======== Information shown

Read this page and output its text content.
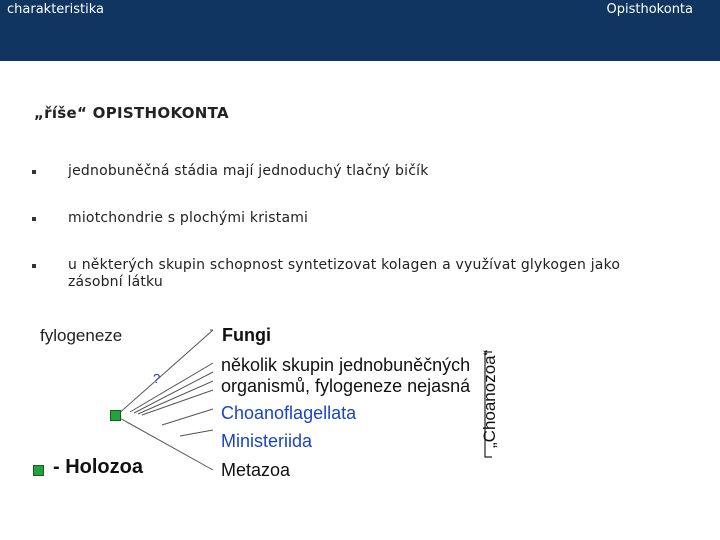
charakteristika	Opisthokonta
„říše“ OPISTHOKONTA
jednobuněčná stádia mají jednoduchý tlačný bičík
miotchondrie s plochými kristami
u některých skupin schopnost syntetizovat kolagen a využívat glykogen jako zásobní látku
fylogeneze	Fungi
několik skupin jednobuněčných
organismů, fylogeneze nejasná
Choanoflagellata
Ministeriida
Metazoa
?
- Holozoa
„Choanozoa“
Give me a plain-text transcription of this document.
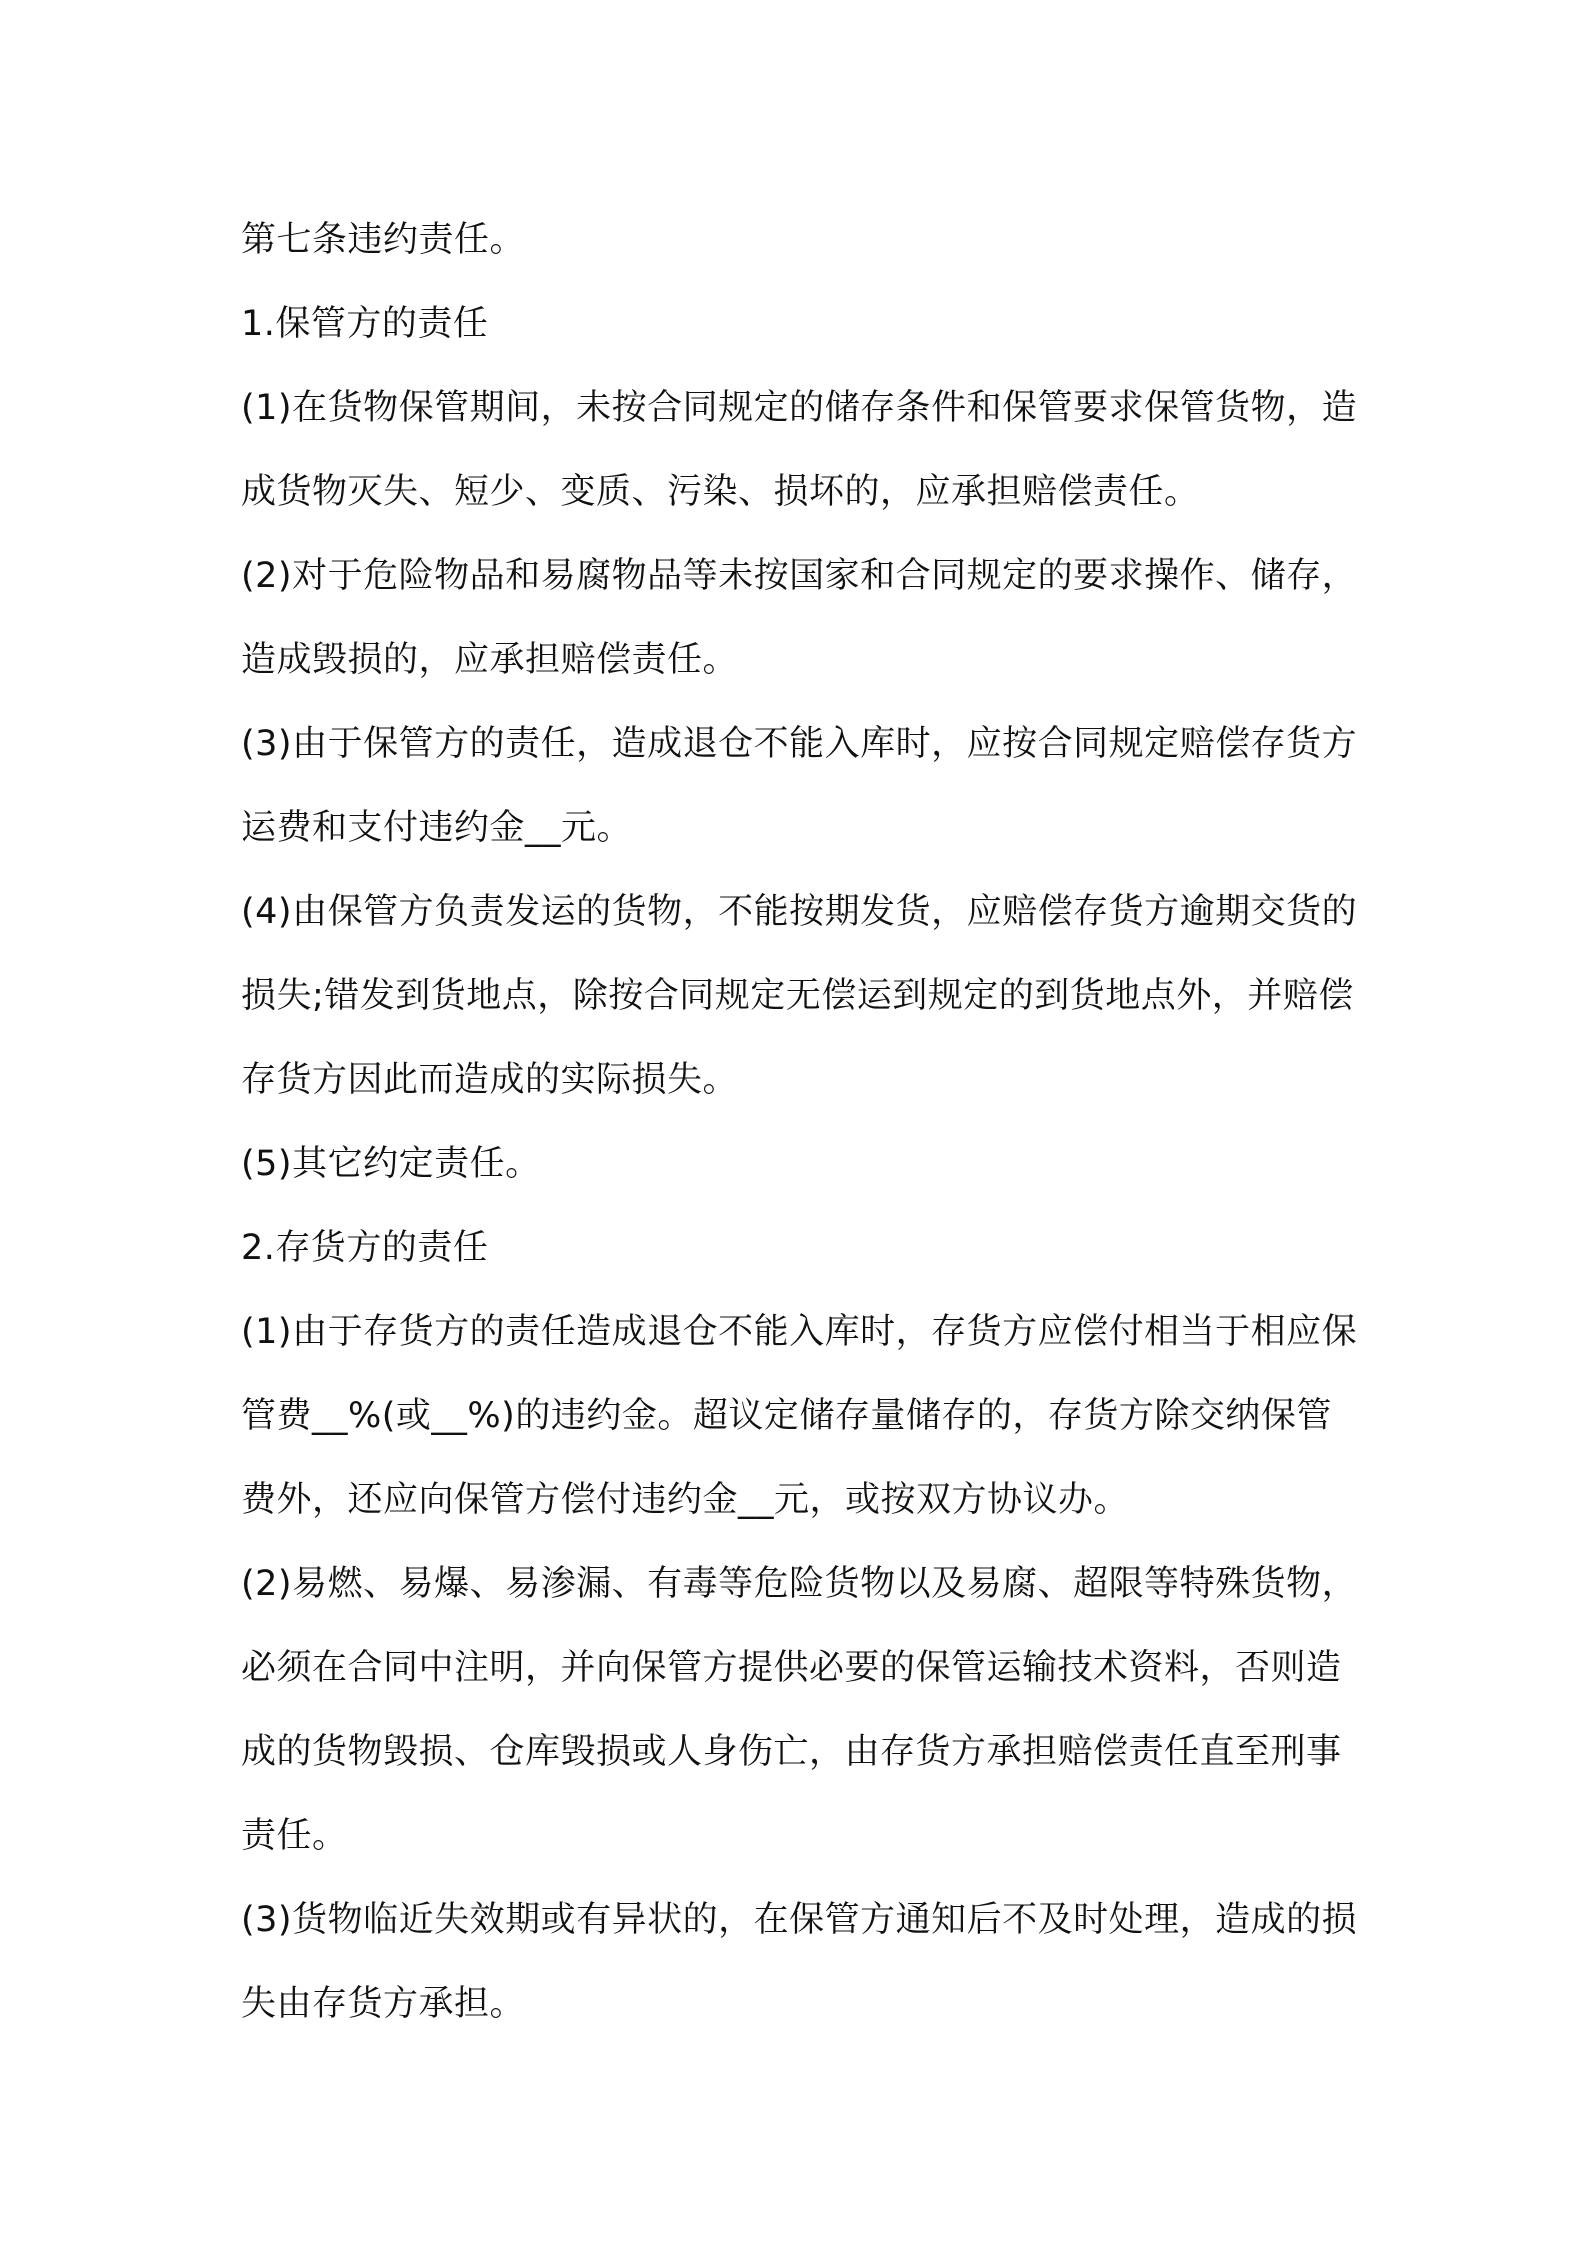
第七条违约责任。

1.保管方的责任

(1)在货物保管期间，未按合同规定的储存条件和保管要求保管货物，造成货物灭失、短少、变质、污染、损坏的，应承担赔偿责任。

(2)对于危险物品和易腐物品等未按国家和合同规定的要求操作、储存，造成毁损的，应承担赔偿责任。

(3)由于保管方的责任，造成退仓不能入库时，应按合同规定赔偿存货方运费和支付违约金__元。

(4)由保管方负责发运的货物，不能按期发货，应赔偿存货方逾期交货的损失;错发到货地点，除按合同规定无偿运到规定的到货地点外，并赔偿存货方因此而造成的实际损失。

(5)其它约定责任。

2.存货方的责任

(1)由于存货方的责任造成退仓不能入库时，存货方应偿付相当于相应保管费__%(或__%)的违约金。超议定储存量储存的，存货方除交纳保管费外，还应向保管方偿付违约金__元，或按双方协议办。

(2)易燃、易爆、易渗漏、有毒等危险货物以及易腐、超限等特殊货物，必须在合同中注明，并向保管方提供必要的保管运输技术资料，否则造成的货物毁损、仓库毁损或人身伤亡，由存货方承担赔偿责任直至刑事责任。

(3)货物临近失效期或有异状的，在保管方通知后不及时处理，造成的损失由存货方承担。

================

> _The request_
Every line should be retyped exactly, with the pictures omitted.

> _Complete output_
Read this page and output its text content.
charakteristika	Opisthokonta
„říše“ OPISTHOKONTA
jednobuněčná stádia mají jednoduchý tlačný bičík
miotchondrie s plochými kristami
u některých skupin schopnost syntetizovat kolagen a využívat glykogen jako zásobní látku
fylogeneze	Fungi
několik skupin jednobuněčných
organismů, fylogeneze nejasná
Choanoflagellata
Ministeriida
Metazoa
?
- Holozoa
„Choanozoa“
Give me a plain-text transcription of this document.
第七条违约责任。

1.保管方的责任

(1)在货物保管期间，未按合同规定的储存条件和保管要求保管货物，造成货物灭失、短少、变质、污染、损坏的，应承担赔偿责任。

(2)对于危险物品和易腐物品等未按国家和合同规定的要求操作、储存，造成毁损的，应承担赔偿责任。

(3)由于保管方的责任，造成退仓不能入库时，应按合同规定赔偿存货方运费和支付违约金__元。

(4)由保管方负责发运的货物，不能按期发货，应赔偿存货方逾期交货的损失;错发到货地点，除按合同规定无偿运到规定的到货地点外，并赔偿存货方因此而造成的实际损失。

(5)其它约定责任。

2.存货方的责任

(1)由于存货方的责任造成退仓不能入库时，存货方应偿付相当于相应保管费__%(或__%)的违约金。超议定储存量储存的，存货方除交纳保管费外，还应向保管方偿付违约金__元，或按双方协议办。

(2)易燃、易爆、易渗漏、有毒等危险货物以及易腐、超限等特殊货物，必须在合同中注明，并向保管方提供必要的保管运输技术资料，否则造成的货物毁损、仓库毁损或人身伤亡，由存货方承担赔偿责任直至刑事责任。

(3)货物临近失效期或有异状的，在保管方通知后不及时处理，造成的损失由存货方承担。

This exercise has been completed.